(begin)

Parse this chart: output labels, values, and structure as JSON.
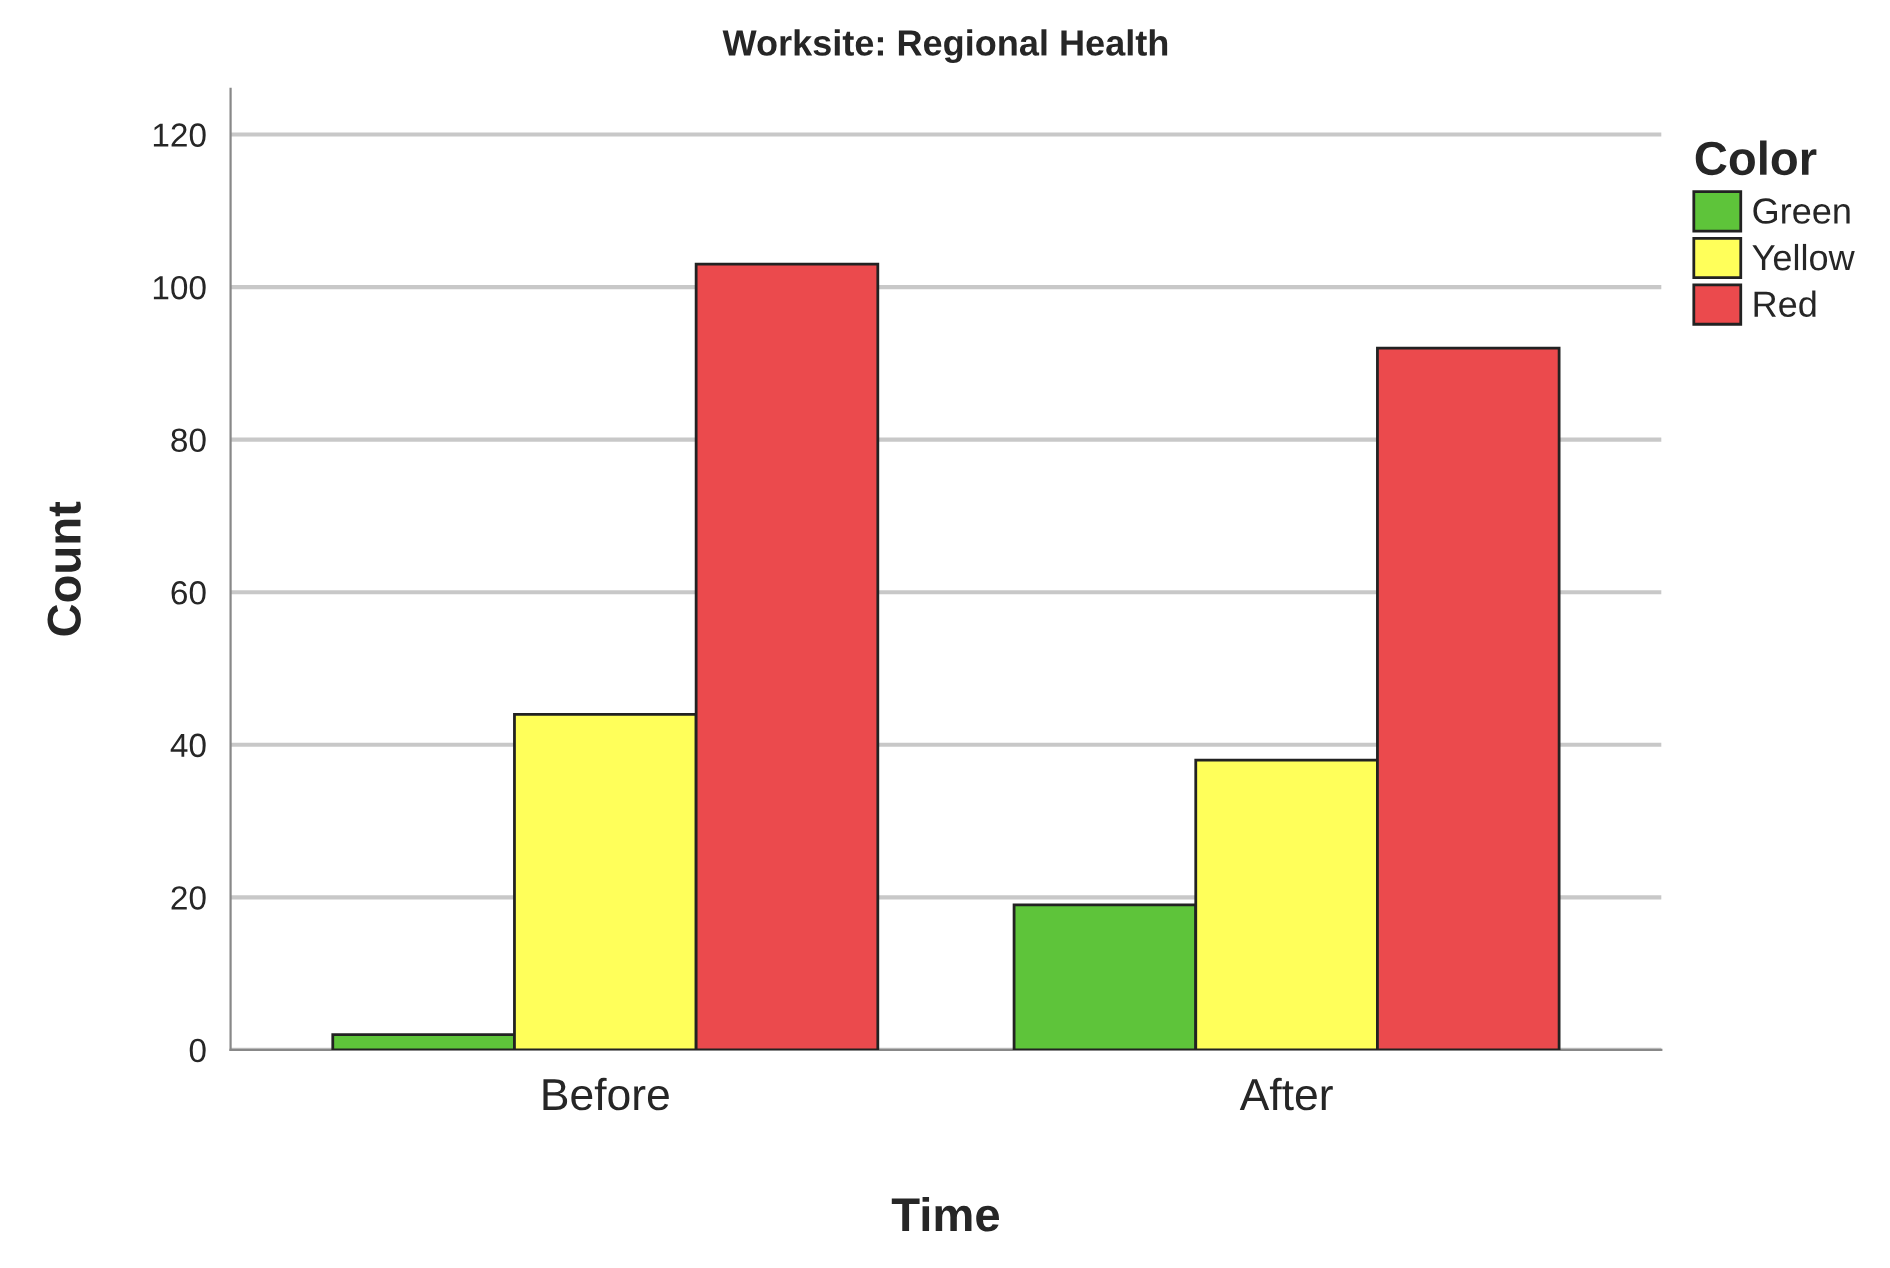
{
  "chart_data": {
    "type": "bar",
    "title": "Worksite: Regional Health",
    "xlabel": "Time",
    "ylabel": "Count",
    "legend_title": "Color",
    "categories": [
      "Before",
      "After"
    ],
    "series": [
      {
        "name": "Green",
        "color": "#5ec43a",
        "values": [
          2,
          19
        ]
      },
      {
        "name": "Yellow",
        "color": "#ffff5a",
        "values": [
          44,
          38
        ]
      },
      {
        "name": "Red",
        "color": "#eb4a4d",
        "values": [
          103,
          92
        ]
      }
    ],
    "ylim": [
      0,
      126
    ],
    "yticks": [
      0,
      20,
      40,
      60,
      80,
      100,
      120
    ],
    "grid": "y",
    "legend": "top right"
  }
}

(end)

Problem
Copy every record character for character. Skip the pictures.

Solution
Parse this chart: output labels, values, and structure as JSON.
{
  "chart_data": {
    "type": "bar",
    "title": "Worksite: Regional Health",
    "xlabel": "Time",
    "ylabel": "Count",
    "legend_title": "Color",
    "categories": [
      "Before",
      "After"
    ],
    "series": [
      {
        "name": "Green",
        "color": "#5ec43a",
        "values": [
          2,
          19
        ]
      },
      {
        "name": "Yellow",
        "color": "#ffff5a",
        "values": [
          44,
          38
        ]
      },
      {
        "name": "Red",
        "color": "#eb4a4d",
        "values": [
          103,
          92
        ]
      }
    ],
    "ylim": [
      0,
      126
    ],
    "yticks": [
      0,
      20,
      40,
      60,
      80,
      100,
      120
    ],
    "grid": "y",
    "legend": "top right"
  }
}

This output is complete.